[Recorded data]
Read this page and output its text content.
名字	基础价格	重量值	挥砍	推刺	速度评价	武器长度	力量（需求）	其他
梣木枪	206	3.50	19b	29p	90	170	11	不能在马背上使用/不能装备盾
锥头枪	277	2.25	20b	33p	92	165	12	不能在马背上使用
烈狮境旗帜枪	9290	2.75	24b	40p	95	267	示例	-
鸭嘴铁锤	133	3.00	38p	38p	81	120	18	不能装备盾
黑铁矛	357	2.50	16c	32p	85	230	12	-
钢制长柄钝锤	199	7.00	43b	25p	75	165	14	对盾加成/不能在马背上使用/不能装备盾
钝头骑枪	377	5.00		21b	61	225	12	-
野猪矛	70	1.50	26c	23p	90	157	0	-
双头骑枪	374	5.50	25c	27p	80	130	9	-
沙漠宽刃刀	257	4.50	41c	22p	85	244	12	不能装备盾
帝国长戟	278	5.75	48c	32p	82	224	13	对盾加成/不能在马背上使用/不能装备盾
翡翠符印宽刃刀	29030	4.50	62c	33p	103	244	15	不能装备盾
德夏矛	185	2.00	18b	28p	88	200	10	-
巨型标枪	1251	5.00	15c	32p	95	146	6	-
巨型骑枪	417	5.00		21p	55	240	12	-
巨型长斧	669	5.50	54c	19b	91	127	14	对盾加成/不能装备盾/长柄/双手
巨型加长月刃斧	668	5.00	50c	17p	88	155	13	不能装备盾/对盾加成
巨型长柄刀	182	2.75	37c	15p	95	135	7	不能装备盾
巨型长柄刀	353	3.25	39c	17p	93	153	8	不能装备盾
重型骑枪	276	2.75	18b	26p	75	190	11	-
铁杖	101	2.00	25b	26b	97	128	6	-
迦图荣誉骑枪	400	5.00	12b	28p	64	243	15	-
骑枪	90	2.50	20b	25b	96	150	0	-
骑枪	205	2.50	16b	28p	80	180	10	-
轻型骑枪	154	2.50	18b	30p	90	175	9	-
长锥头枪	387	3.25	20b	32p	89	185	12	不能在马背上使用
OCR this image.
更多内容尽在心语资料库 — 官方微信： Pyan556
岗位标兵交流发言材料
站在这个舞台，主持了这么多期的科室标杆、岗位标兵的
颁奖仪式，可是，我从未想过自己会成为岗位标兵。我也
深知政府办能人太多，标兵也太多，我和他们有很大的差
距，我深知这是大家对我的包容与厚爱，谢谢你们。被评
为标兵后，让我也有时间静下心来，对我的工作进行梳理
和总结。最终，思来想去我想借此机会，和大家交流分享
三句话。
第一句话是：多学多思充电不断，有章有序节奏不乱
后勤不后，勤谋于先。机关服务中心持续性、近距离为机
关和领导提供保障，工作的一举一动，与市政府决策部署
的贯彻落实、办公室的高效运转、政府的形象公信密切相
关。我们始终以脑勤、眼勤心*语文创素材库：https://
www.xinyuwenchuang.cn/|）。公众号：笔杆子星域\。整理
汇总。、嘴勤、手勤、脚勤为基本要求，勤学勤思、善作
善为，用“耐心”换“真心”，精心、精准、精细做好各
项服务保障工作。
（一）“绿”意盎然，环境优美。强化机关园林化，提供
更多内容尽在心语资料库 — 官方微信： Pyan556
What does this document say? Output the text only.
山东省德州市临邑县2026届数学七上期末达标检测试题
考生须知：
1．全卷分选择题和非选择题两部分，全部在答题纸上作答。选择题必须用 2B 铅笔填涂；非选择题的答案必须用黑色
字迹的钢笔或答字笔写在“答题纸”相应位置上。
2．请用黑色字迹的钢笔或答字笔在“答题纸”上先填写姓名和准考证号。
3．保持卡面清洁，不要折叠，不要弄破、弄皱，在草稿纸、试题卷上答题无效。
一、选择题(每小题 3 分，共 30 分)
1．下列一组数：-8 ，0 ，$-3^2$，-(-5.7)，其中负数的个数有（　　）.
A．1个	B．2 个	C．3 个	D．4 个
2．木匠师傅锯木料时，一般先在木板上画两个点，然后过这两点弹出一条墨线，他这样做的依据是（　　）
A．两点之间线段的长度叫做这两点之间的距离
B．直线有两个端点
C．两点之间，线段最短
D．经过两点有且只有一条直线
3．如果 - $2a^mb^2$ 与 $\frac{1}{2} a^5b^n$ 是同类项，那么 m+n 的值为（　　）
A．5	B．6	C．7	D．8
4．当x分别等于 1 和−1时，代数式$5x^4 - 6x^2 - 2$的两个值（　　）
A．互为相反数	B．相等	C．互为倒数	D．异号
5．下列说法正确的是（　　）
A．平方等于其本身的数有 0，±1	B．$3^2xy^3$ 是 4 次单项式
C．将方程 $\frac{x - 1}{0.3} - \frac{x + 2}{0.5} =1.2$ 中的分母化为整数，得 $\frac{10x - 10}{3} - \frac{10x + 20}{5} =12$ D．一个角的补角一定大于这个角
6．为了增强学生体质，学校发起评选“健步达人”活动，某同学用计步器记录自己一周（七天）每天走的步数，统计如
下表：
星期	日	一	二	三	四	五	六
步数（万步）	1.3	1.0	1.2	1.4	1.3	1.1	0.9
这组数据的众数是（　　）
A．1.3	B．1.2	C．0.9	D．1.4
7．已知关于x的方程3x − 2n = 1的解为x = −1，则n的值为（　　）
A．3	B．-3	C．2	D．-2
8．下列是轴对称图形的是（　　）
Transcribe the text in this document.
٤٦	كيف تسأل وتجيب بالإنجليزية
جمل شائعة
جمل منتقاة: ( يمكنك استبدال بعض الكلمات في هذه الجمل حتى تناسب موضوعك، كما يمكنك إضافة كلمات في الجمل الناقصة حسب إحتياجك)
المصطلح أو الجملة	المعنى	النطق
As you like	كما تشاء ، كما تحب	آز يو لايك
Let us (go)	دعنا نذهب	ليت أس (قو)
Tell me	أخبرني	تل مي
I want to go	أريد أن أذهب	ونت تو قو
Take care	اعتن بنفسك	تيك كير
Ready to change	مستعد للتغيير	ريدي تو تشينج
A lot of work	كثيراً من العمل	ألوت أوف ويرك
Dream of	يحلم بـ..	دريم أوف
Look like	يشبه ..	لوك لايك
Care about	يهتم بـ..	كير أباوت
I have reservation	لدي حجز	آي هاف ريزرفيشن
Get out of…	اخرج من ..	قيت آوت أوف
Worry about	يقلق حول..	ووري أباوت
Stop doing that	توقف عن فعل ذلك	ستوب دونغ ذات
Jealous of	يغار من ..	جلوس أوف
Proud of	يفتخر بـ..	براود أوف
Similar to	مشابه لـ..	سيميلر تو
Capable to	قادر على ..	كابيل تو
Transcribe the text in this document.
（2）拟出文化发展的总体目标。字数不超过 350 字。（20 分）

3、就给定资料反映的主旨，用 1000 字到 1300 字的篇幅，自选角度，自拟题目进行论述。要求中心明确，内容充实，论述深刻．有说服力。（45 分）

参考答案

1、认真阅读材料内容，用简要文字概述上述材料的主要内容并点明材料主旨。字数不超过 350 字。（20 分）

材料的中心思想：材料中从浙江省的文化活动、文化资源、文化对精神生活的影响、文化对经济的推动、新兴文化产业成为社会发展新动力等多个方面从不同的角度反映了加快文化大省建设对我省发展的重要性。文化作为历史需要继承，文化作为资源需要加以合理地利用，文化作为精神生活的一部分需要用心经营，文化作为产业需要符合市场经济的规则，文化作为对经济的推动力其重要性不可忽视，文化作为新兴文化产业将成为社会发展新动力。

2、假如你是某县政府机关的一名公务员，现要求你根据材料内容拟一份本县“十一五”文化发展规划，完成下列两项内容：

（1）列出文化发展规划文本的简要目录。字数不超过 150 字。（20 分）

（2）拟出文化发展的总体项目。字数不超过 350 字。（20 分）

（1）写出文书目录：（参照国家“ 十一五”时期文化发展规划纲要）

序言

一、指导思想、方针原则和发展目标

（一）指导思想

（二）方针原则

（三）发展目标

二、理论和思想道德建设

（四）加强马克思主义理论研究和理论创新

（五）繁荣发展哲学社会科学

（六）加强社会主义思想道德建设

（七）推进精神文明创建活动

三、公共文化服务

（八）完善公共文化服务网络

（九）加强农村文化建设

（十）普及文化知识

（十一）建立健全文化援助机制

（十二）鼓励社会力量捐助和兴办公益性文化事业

■ Stated goal ■
Search the lines for "巨型长柄刀". Copy each line that has it.

■ The output ■
巨型长柄刀	182	2.75	37c	15p	95	135	7	不能装备盾
巨型长柄刀	353	3.25	39c	17p	93	153	8	不能装备盾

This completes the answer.